> **Exercise instructions**
Find each line that has the string "FERRAGOSTO" and give the total, with nothing else.

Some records
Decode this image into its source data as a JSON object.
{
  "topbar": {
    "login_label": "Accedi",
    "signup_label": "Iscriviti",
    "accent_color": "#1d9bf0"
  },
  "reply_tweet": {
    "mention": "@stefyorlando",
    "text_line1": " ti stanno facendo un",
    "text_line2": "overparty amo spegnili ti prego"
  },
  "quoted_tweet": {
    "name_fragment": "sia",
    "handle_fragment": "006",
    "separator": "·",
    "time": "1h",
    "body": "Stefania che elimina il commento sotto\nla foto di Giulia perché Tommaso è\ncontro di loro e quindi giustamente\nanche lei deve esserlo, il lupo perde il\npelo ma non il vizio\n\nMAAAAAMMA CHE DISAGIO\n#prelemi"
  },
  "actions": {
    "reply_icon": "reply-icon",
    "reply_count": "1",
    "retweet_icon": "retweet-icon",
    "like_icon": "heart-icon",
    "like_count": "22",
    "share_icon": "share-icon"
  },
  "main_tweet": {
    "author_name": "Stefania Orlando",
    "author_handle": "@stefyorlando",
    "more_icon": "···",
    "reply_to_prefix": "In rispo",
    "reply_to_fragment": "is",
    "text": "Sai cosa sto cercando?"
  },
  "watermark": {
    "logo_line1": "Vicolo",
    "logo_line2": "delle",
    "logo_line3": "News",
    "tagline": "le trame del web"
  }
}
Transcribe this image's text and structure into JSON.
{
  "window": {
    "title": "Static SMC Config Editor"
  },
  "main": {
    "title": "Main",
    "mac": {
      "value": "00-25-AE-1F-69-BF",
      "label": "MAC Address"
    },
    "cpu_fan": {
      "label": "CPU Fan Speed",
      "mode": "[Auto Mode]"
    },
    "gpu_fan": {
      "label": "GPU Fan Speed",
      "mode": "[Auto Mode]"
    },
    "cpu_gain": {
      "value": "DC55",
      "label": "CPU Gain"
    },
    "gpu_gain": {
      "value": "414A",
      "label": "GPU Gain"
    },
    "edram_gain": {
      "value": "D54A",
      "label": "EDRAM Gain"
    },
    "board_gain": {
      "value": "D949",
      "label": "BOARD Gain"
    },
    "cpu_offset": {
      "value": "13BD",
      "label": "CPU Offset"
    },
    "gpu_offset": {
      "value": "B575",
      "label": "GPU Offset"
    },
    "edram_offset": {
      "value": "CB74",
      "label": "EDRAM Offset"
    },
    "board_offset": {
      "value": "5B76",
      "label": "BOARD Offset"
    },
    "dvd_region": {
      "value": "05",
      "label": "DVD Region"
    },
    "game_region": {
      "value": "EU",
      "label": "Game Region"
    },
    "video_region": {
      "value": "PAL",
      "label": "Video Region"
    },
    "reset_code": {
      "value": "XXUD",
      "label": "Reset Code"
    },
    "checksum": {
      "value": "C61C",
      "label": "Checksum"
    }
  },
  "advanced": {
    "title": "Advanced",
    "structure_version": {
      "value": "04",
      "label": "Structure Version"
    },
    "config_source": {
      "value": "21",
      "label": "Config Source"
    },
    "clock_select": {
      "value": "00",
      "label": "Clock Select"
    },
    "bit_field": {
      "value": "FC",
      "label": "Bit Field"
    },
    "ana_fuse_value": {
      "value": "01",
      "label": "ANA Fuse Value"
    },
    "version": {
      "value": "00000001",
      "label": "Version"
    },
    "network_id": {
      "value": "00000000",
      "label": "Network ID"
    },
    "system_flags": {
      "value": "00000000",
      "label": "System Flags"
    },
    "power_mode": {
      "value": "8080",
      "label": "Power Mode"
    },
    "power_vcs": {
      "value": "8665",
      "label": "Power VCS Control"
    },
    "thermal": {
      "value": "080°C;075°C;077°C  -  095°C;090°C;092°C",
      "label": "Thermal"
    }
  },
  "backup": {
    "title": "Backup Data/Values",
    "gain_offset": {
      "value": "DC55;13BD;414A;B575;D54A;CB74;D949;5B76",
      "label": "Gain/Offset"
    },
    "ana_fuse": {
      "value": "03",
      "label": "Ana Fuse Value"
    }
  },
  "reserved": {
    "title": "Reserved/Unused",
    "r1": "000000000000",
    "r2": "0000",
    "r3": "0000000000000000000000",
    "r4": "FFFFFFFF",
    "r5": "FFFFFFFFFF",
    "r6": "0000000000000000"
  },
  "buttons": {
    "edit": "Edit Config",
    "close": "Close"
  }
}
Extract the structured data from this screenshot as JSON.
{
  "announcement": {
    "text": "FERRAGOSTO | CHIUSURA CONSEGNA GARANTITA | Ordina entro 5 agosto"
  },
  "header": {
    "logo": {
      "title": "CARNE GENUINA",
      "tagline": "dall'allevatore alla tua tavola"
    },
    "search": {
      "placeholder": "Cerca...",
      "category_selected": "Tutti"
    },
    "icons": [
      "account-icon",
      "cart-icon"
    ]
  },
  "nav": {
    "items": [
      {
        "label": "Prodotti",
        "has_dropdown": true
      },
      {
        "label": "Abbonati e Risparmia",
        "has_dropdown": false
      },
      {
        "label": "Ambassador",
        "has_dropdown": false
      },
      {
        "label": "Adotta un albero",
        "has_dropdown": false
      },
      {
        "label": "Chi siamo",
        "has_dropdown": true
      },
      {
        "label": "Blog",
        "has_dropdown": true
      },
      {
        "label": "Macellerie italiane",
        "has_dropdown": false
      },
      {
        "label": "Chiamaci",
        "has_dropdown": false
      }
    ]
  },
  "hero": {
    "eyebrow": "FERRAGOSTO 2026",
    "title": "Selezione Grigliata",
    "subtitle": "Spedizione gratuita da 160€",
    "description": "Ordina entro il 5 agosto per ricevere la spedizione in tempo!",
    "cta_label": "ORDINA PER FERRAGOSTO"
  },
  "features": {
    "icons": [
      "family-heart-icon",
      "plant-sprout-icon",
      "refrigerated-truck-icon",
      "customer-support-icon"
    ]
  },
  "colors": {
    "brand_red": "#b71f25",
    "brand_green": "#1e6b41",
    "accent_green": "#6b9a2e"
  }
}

> **Reply**
3